## Set task
List every line below containing "prodcutivity".

——————————

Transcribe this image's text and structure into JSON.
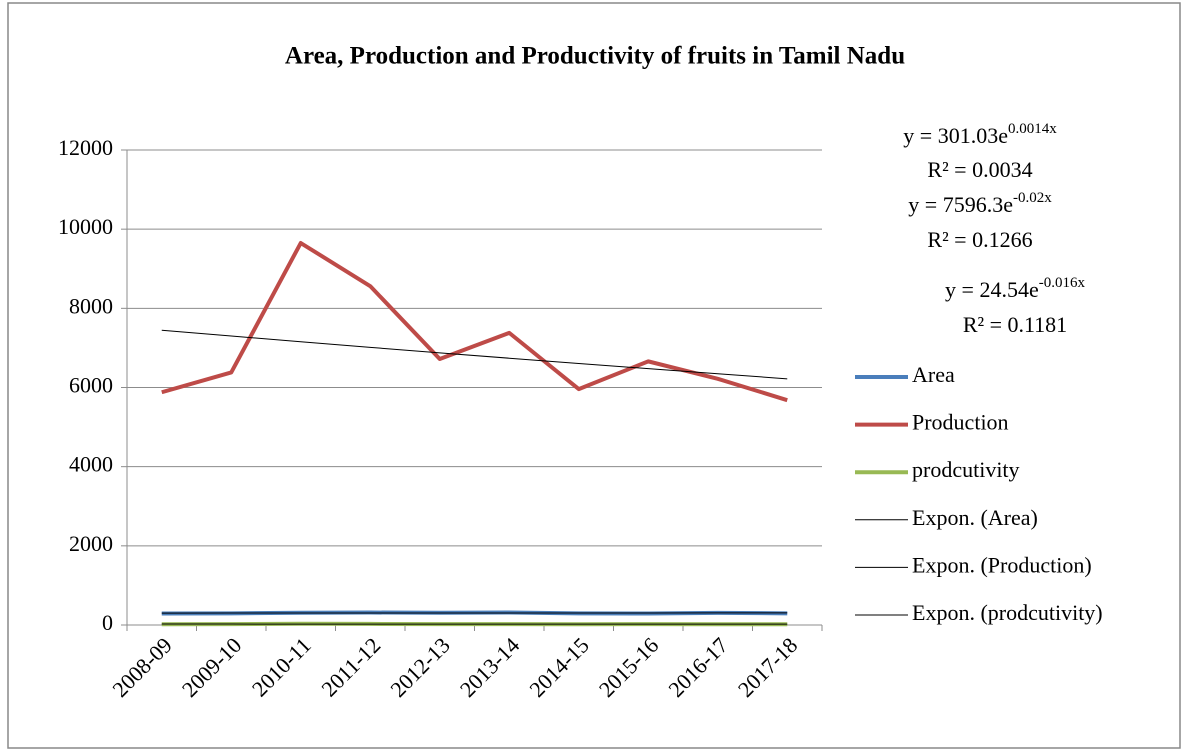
{
  "chart_data": {
    "type": "line",
    "title": "Area, Production and Productivity of  fruits in Tamil Nadu",
    "categories": [
      "2008-09",
      "2009-10",
      "2010-11",
      "2011-12",
      "2012-13",
      "2013-14",
      "2014-15",
      "2015-16",
      "2016-17",
      "2017-18"
    ],
    "series": [
      {
        "name": "Area",
        "color": "#4a7ebb",
        "line_width": 4,
        "values": [
          290,
          295,
          310,
          315,
          310,
          315,
          295,
          290,
          305,
          295
        ]
      },
      {
        "name": "Production",
        "color": "#be4b48",
        "line_width": 4,
        "values": [
          5880,
          6380,
          9650,
          8560,
          6720,
          7380,
          5960,
          6660,
          6220,
          5680
        ]
      },
      {
        "name": "prodcutivity",
        "color": "#98b954",
        "line_width": 4,
        "values": [
          20,
          21,
          31,
          27,
          22,
          23,
          20,
          23,
          20,
          19
        ]
      },
      {
        "name": "Expon. (Area)",
        "color": "#000000",
        "line_width": 1,
        "values": [
          301,
          302,
          302,
          303,
          303,
          304,
          304,
          304,
          305,
          305
        ]
      },
      {
        "name": "Expon. (Production)",
        "color": "#000000",
        "line_width": 1,
        "values": [
          7446,
          7300,
          7156,
          7014,
          6876,
          6740,
          6606,
          6476,
          6348,
          6219
        ]
      },
      {
        "name": "Expon. (prodcutivity)",
        "color": "#000000",
        "line_width": 1,
        "values": [
          24.2,
          23.8,
          23.4,
          23.0,
          22.6,
          22.2,
          21.9,
          21.6,
          21.2,
          20.9
        ]
      }
    ],
    "annotations": [
      {
        "text": "y = 301.03e",
        "superscript": "0.0014x"
      },
      {
        "text": "R² = 0.0034"
      },
      {
        "text": "y = 7596.3e",
        "superscript": "-0.02x"
      },
      {
        "text": "R² = 0.1266"
      },
      {
        "text": "y = 24.54e",
        "superscript": "-0.016x"
      },
      {
        "text": "R² = 0.1181"
      }
    ],
    "ylim": [
      0,
      12000
    ],
    "yticks": [
      0,
      2000,
      4000,
      6000,
      8000,
      10000,
      12000
    ],
    "grid": true,
    "legend": "right"
  }
}
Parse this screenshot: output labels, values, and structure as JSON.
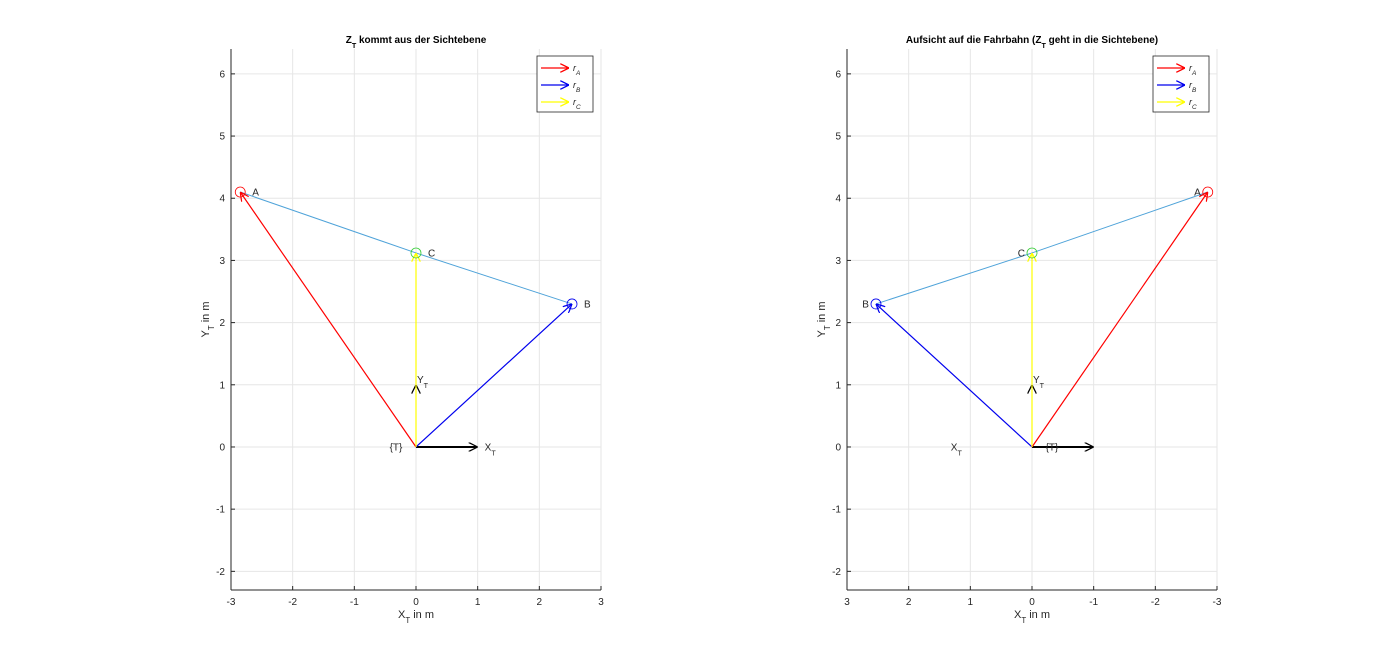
{
  "chart_data": [
    {
      "type": "quiver",
      "title_main": "Z",
      "title_sub": "T",
      "title_rest": " kommt aus der Sichtebene",
      "xlabel_main": "X",
      "xlabel_sub": "T",
      "xlabel_rest": " in m",
      "ylabel_main": "Y",
      "ylabel_sub": "T",
      "ylabel_rest": " in m",
      "xlim": [
        -3,
        3
      ],
      "ylim": [
        -2.3,
        6.4
      ],
      "x_reversed": false,
      "grid": true,
      "xticks": [
        -3,
        -2,
        -1,
        0,
        1,
        2,
        3
      ],
      "yticks": [
        -2,
        -1,
        0,
        1,
        2,
        3,
        4,
        5,
        6
      ],
      "points": [
        {
          "name": "A",
          "x": -2.85,
          "y": 4.1
        },
        {
          "name": "C",
          "x": 0.0,
          "y": 3.12
        },
        {
          "name": "B",
          "x": 2.53,
          "y": 2.3
        }
      ],
      "origin_label": "{T}",
      "axis_x_label": "X",
      "axis_x_sub": "T",
      "axis_y_label": "Y",
      "axis_y_sub": "T",
      "legend_placement": "top-right",
      "series": [
        {
          "name": "r_A",
          "legend_main": "r",
          "legend_sub": "A",
          "color": "#ff0000",
          "to": [
            -2.85,
            4.1
          ]
        },
        {
          "name": "r_B",
          "legend_main": "r",
          "legend_sub": "B",
          "color": "#0000ee",
          "to": [
            2.53,
            2.3
          ]
        },
        {
          "name": "r_C",
          "legend_main": "r",
          "legend_sub": "C",
          "color": "#ffff00",
          "to": [
            0.0,
            3.12
          ]
        }
      ],
      "path_color": "#4fa3d9",
      "axis_arrow_color": "#000000"
    },
    {
      "type": "quiver",
      "title_main": "Aufsicht auf die Fahrbahn (Z",
      "title_sub": "T",
      "title_rest": " geht in die  Sichtebene)",
      "xlabel_main": "X",
      "xlabel_sub": "T",
      "xlabel_rest": " in m",
      "ylabel_main": "Y",
      "ylabel_sub": "T",
      "ylabel_rest": " in m",
      "xlim": [
        3,
        -3
      ],
      "ylim": [
        -2.3,
        6.4
      ],
      "x_reversed": true,
      "grid": true,
      "xticks": [
        3,
        2,
        1,
        0,
        -1,
        -2,
        -3
      ],
      "yticks": [
        -2,
        -1,
        0,
        1,
        2,
        3,
        4,
        5,
        6
      ],
      "points": [
        {
          "name": "A",
          "x": -2.85,
          "y": 4.1
        },
        {
          "name": "C",
          "x": 0.0,
          "y": 3.12
        },
        {
          "name": "B",
          "x": 2.53,
          "y": 2.3
        }
      ],
      "origin_label": "{T}",
      "axis_x_label": "X",
      "axis_x_sub": "T",
      "axis_y_label": "Y",
      "axis_y_sub": "T",
      "legend_placement": "top-right",
      "series": [
        {
          "name": "r_A",
          "legend_main": "r",
          "legend_sub": "A",
          "color": "#ff0000",
          "to": [
            -2.85,
            4.1
          ]
        },
        {
          "name": "r_B",
          "legend_main": "r",
          "legend_sub": "B",
          "color": "#0000ee",
          "to": [
            2.53,
            2.3
          ]
        },
        {
          "name": "r_C",
          "legend_main": "r",
          "legend_sub": "C",
          "color": "#ffff00",
          "to": [
            0.0,
            3.12
          ]
        }
      ],
      "path_color": "#4fa3d9",
      "axis_arrow_color": "#000000"
    }
  ]
}
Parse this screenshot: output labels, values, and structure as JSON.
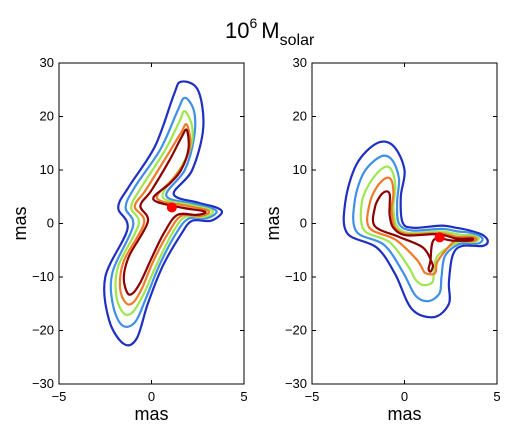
{
  "title": {
    "base": "10",
    "exponent": "6",
    "symbol": "M",
    "subscript": "solar"
  },
  "chart_data": [
    {
      "type": "contour",
      "xlabel": "mas",
      "ylabel": "mas",
      "xlim": [
        -5,
        5
      ],
      "ylim": [
        -30,
        30
      ],
      "xticks": [
        -5,
        0,
        5
      ],
      "yticks": [
        -30,
        -20,
        -10,
        0,
        10,
        20,
        30
      ],
      "xtick_labels": [
        "−5",
        "0",
        "5"
      ],
      "ytick_labels": [
        "−30",
        "−20",
        "−10",
        "0",
        "10",
        "20",
        "30"
      ],
      "marker": {
        "x": 1.1,
        "y": 3.0,
        "color": "#ff0000"
      },
      "level_colors": [
        "#1f2fbf",
        "#3f8fe6",
        "#9fe64f",
        "#ef7a2a",
        "#8b0000"
      ],
      "contours": [
        {
          "level": 1,
          "points": [
            [
              -1.8,
              3.0
            ],
            [
              -1.2,
              7.0
            ],
            [
              0.2,
              14.5
            ],
            [
              1.2,
              24.0
            ],
            [
              1.6,
              26.5
            ],
            [
              2.5,
              25.0
            ],
            [
              2.8,
              18.0
            ],
            [
              2.2,
              10.0
            ],
            [
              1.2,
              5.5
            ],
            [
              2.5,
              3.9
            ],
            [
              3.5,
              3.0
            ],
            [
              3.8,
              2.0
            ],
            [
              3.2,
              0.5
            ],
            [
              2.2,
              0.5
            ],
            [
              1.6,
              -2.0
            ],
            [
              0.6,
              -8.0
            ],
            [
              -0.2,
              -15.0
            ],
            [
              -0.8,
              -21.5
            ],
            [
              -1.5,
              -22.5
            ],
            [
              -2.3,
              -18.0
            ],
            [
              -2.5,
              -10.0
            ],
            [
              -1.3,
              -1.0
            ],
            [
              -1.8,
              3.0
            ]
          ]
        },
        {
          "level": 2,
          "points": [
            [
              -1.4,
              3.0
            ],
            [
              -0.9,
              6.8
            ],
            [
              0.5,
              14.0
            ],
            [
              1.4,
              21.0
            ],
            [
              1.8,
              23.5
            ],
            [
              2.3,
              21.0
            ],
            [
              2.3,
              16.0
            ],
            [
              1.8,
              10.0
            ],
            [
              0.8,
              5.2
            ],
            [
              2.3,
              3.7
            ],
            [
              3.3,
              2.8
            ],
            [
              3.5,
              2.0
            ],
            [
              3.0,
              1.0
            ],
            [
              2.0,
              0.9
            ],
            [
              1.3,
              -2.0
            ],
            [
              0.4,
              -8.0
            ],
            [
              -0.3,
              -14.0
            ],
            [
              -0.9,
              -18.5
            ],
            [
              -1.6,
              -19.0
            ],
            [
              -2.1,
              -15.0
            ],
            [
              -2.1,
              -9.0
            ],
            [
              -1.0,
              -0.5
            ],
            [
              -1.4,
              3.0
            ]
          ]
        },
        {
          "level": 3,
          "points": [
            [
              -1.1,
              3.0
            ],
            [
              -0.6,
              6.5
            ],
            [
              0.7,
              13.5
            ],
            [
              1.5,
              19.0
            ],
            [
              1.8,
              21.0
            ],
            [
              2.2,
              18.0
            ],
            [
              2.1,
              14.0
            ],
            [
              1.5,
              10.0
            ],
            [
              0.6,
              5.0
            ],
            [
              2.1,
              3.5
            ],
            [
              3.1,
              2.7
            ],
            [
              3.3,
              2.0
            ],
            [
              2.8,
              1.2
            ],
            [
              1.8,
              1.2
            ],
            [
              1.1,
              -2.0
            ],
            [
              0.3,
              -7.5
            ],
            [
              -0.4,
              -13.0
            ],
            [
              -1.0,
              -16.5
            ],
            [
              -1.5,
              -16.8
            ],
            [
              -1.9,
              -13.5
            ],
            [
              -1.8,
              -8.0
            ],
            [
              -0.7,
              -0.2
            ],
            [
              -1.1,
              3.0
            ]
          ]
        },
        {
          "level": 4,
          "points": [
            [
              -0.9,
              3.2
            ],
            [
              -0.3,
              6.3
            ],
            [
              0.9,
              13.0
            ],
            [
              1.6,
              17.0
            ],
            [
              1.9,
              18.5
            ],
            [
              2.1,
              15.0
            ],
            [
              1.8,
              11.5
            ],
            [
              1.2,
              8.5
            ],
            [
              0.3,
              4.7
            ],
            [
              1.9,
              3.3
            ],
            [
              2.9,
              2.6
            ],
            [
              3.1,
              2.0
            ],
            [
              2.6,
              1.4
            ],
            [
              1.6,
              1.4
            ],
            [
              0.9,
              -1.8
            ],
            [
              0.1,
              -7.0
            ],
            [
              -0.5,
              -12.0
            ],
            [
              -1.0,
              -14.8
            ],
            [
              -1.4,
              -14.8
            ],
            [
              -1.7,
              -12.0
            ],
            [
              -1.5,
              -7.0
            ],
            [
              -0.4,
              0.1
            ],
            [
              -0.9,
              3.2
            ]
          ]
        },
        {
          "level": 5,
          "points": [
            [
              -0.6,
              3.3
            ],
            [
              0.0,
              6.2
            ],
            [
              1.0,
              12.0
            ],
            [
              1.6,
              16.0
            ],
            [
              1.9,
              17.5
            ],
            [
              2.0,
              14.0
            ],
            [
              1.6,
              10.0
            ],
            [
              1.0,
              7.5
            ],
            [
              0.1,
              4.5
            ],
            [
              1.6,
              3.0
            ],
            [
              2.7,
              2.4
            ],
            [
              2.9,
              2.0
            ],
            [
              2.4,
              1.6
            ],
            [
              1.4,
              1.6
            ],
            [
              0.7,
              -1.6
            ],
            [
              0.0,
              -6.5
            ],
            [
              -0.6,
              -11.0
            ],
            [
              -1.0,
              -13.0
            ],
            [
              -1.3,
              -13.0
            ],
            [
              -1.5,
              -10.0
            ],
            [
              -1.2,
              -6.0
            ],
            [
              -0.2,
              0.3
            ],
            [
              -0.6,
              3.3
            ]
          ]
        }
      ]
    },
    {
      "type": "contour",
      "xlabel": "mas",
      "ylabel": "mas",
      "xlim": [
        -5,
        5
      ],
      "ylim": [
        -30,
        30
      ],
      "xticks": [
        -5,
        0,
        5
      ],
      "yticks": [
        -30,
        -20,
        -10,
        0,
        10,
        20,
        30
      ],
      "xtick_labels": [
        "−5",
        "0",
        "5"
      ],
      "ytick_labels": [
        "−30",
        "−20",
        "−10",
        "0",
        "10",
        "20",
        "30"
      ],
      "marker": {
        "x": 1.9,
        "y": -2.6,
        "color": "#ff0000"
      },
      "level_colors": [
        "#1f2fbf",
        "#3f8fe6",
        "#9fe64f",
        "#ef7a2a",
        "#8b0000"
      ],
      "contours": [
        {
          "level": 1,
          "points": [
            [
              -3.1,
              -1.8
            ],
            [
              -3.2,
              4.0
            ],
            [
              -2.6,
              11.0
            ],
            [
              -1.5,
              15.0
            ],
            [
              -0.6,
              14.5
            ],
            [
              0.0,
              10.0
            ],
            [
              -0.2,
              5.0
            ],
            [
              -0.1,
              0.2
            ],
            [
              0.5,
              -0.8
            ],
            [
              2.0,
              -0.4
            ],
            [
              2.8,
              -0.8
            ],
            [
              3.4,
              -1.2
            ],
            [
              4.2,
              -2.1
            ],
            [
              4.5,
              -3.3
            ],
            [
              4.2,
              -4.2
            ],
            [
              3.1,
              -4.2
            ],
            [
              2.6,
              -6.0
            ],
            [
              2.4,
              -11.0
            ],
            [
              2.4,
              -15.0
            ],
            [
              1.6,
              -17.5
            ],
            [
              0.4,
              -16.0
            ],
            [
              -0.5,
              -9.5
            ],
            [
              -1.5,
              -4.5
            ],
            [
              -3.1,
              -1.8
            ]
          ]
        },
        {
          "level": 2,
          "points": [
            [
              -2.6,
              -1.5
            ],
            [
              -2.7,
              4.0
            ],
            [
              -2.2,
              9.5
            ],
            [
              -1.3,
              12.5
            ],
            [
              -0.7,
              12.0
            ],
            [
              -0.3,
              8.5
            ],
            [
              -0.4,
              4.0
            ],
            [
              -0.3,
              0.0
            ],
            [
              0.4,
              -1.3
            ],
            [
              2.0,
              -1.0
            ],
            [
              2.9,
              -1.5
            ],
            [
              3.5,
              -1.7
            ],
            [
              4.1,
              -2.4
            ],
            [
              4.2,
              -3.2
            ],
            [
              3.9,
              -3.8
            ],
            [
              3.0,
              -3.8
            ],
            [
              2.2,
              -6.0
            ],
            [
              2.0,
              -10.0
            ],
            [
              1.9,
              -13.0
            ],
            [
              1.3,
              -14.5
            ],
            [
              0.6,
              -13.5
            ],
            [
              -0.1,
              -9.0
            ],
            [
              -1.1,
              -4.0
            ],
            [
              -2.6,
              -1.5
            ]
          ]
        },
        {
          "level": 3,
          "points": [
            [
              -2.2,
              -1.2
            ],
            [
              -2.3,
              4.0
            ],
            [
              -1.8,
              8.0
            ],
            [
              -1.1,
              10.5
            ],
            [
              -0.7,
              10.0
            ],
            [
              -0.5,
              7.0
            ],
            [
              -0.6,
              3.0
            ],
            [
              -0.4,
              -0.5
            ],
            [
              0.3,
              -1.8
            ],
            [
              2.0,
              -1.5
            ],
            [
              3.0,
              -2.1
            ],
            [
              3.6,
              -2.2
            ],
            [
              4.0,
              -2.7
            ],
            [
              3.9,
              -3.3
            ],
            [
              3.6,
              -3.5
            ],
            [
              2.9,
              -3.5
            ],
            [
              1.8,
              -6.0
            ],
            [
              1.6,
              -9.0
            ],
            [
              1.5,
              -11.0
            ],
            [
              1.0,
              -11.5
            ],
            [
              0.6,
              -10.5
            ],
            [
              0.2,
              -8.0
            ],
            [
              -0.8,
              -3.5
            ],
            [
              -2.2,
              -1.2
            ]
          ]
        },
        {
          "level": 4,
          "points": [
            [
              -1.9,
              -0.8
            ],
            [
              -1.9,
              3.5
            ],
            [
              -1.5,
              6.8
            ],
            [
              -1.0,
              8.5
            ],
            [
              -0.7,
              8.0
            ],
            [
              -0.6,
              5.5
            ],
            [
              -0.7,
              2.5
            ],
            [
              -0.5,
              -0.8
            ],
            [
              0.2,
              -2.0
            ],
            [
              1.9,
              -1.8
            ],
            [
              2.9,
              -2.5
            ],
            [
              3.6,
              -2.5
            ],
            [
              3.9,
              -2.9
            ],
            [
              3.7,
              -3.3
            ],
            [
              3.3,
              -3.3
            ],
            [
              2.7,
              -3.3
            ],
            [
              1.8,
              -7.0
            ],
            [
              1.7,
              -9.0
            ],
            [
              1.5,
              -9.5
            ],
            [
              1.1,
              -9.2
            ],
            [
              0.9,
              -8.0
            ],
            [
              0.6,
              -6.5
            ],
            [
              -0.5,
              -3.0
            ],
            [
              -1.9,
              -0.8
            ]
          ]
        },
        {
          "level": 5,
          "points": [
            [
              -1.6,
              -0.5
            ],
            [
              -1.6,
              3.0
            ],
            [
              -1.3,
              5.2
            ],
            [
              -1.0,
              6.0
            ],
            [
              -0.8,
              5.5
            ],
            [
              -0.8,
              3.5
            ],
            [
              -0.8,
              1.5
            ],
            [
              -0.6,
              -0.8
            ],
            [
              0.1,
              -2.2
            ],
            [
              1.8,
              -2.0
            ],
            [
              2.8,
              -2.8
            ],
            [
              3.6,
              -2.8
            ],
            [
              3.7,
              -3.0
            ],
            [
              3.5,
              -3.2
            ],
            [
              2.6,
              -3.2
            ],
            [
              1.6,
              -3.0
            ],
            [
              1.4,
              -7.0
            ],
            [
              1.3,
              -8.5
            ],
            [
              1.4,
              -9.0
            ],
            [
              1.5,
              -8.4
            ],
            [
              1.5,
              -7.5
            ],
            [
              1.0,
              -4.5
            ],
            [
              -0.3,
              -2.5
            ],
            [
              -1.6,
              -0.5
            ]
          ]
        }
      ]
    }
  ]
}
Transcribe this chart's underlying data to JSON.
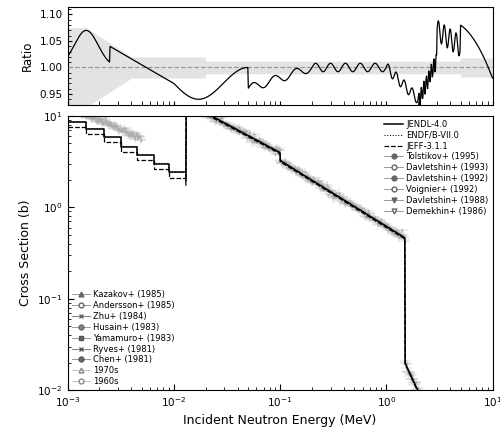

——————————

## Problem solution
        "name": "prodcutivity",
        "name": "Expon. (prodcutivity)",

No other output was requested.